Extract all lines that hold the string "Have".

--- --- ---

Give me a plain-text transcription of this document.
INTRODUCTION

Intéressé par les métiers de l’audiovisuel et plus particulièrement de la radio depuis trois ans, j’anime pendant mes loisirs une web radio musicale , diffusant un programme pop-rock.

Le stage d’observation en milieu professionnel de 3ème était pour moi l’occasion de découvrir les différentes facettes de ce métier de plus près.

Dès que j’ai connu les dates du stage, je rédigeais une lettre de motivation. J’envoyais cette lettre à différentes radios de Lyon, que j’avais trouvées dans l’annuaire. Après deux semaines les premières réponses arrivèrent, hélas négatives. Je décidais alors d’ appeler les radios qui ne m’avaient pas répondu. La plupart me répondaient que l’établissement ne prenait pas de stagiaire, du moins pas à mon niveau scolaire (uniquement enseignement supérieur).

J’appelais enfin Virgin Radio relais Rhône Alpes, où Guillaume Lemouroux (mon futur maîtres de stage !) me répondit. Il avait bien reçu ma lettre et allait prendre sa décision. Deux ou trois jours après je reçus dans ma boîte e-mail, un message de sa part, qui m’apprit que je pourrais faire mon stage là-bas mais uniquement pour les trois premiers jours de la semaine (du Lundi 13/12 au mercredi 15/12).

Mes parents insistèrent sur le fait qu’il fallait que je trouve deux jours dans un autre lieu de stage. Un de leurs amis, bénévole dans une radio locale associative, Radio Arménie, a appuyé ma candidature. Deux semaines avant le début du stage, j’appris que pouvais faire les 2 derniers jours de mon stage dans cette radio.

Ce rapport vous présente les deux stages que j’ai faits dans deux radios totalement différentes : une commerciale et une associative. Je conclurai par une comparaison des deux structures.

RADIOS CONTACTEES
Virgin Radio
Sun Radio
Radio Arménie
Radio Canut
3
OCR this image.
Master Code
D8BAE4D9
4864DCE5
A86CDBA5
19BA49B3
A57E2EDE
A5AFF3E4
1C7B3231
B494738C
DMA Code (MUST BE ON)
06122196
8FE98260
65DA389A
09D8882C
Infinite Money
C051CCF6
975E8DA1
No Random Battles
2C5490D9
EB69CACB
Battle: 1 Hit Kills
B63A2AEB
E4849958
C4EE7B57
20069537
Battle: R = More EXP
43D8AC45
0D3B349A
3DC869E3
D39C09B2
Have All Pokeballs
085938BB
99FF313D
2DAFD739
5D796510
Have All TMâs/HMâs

--- --- ---

### Exercise output
Have All Pokeballs
Have All TMâs/HMâs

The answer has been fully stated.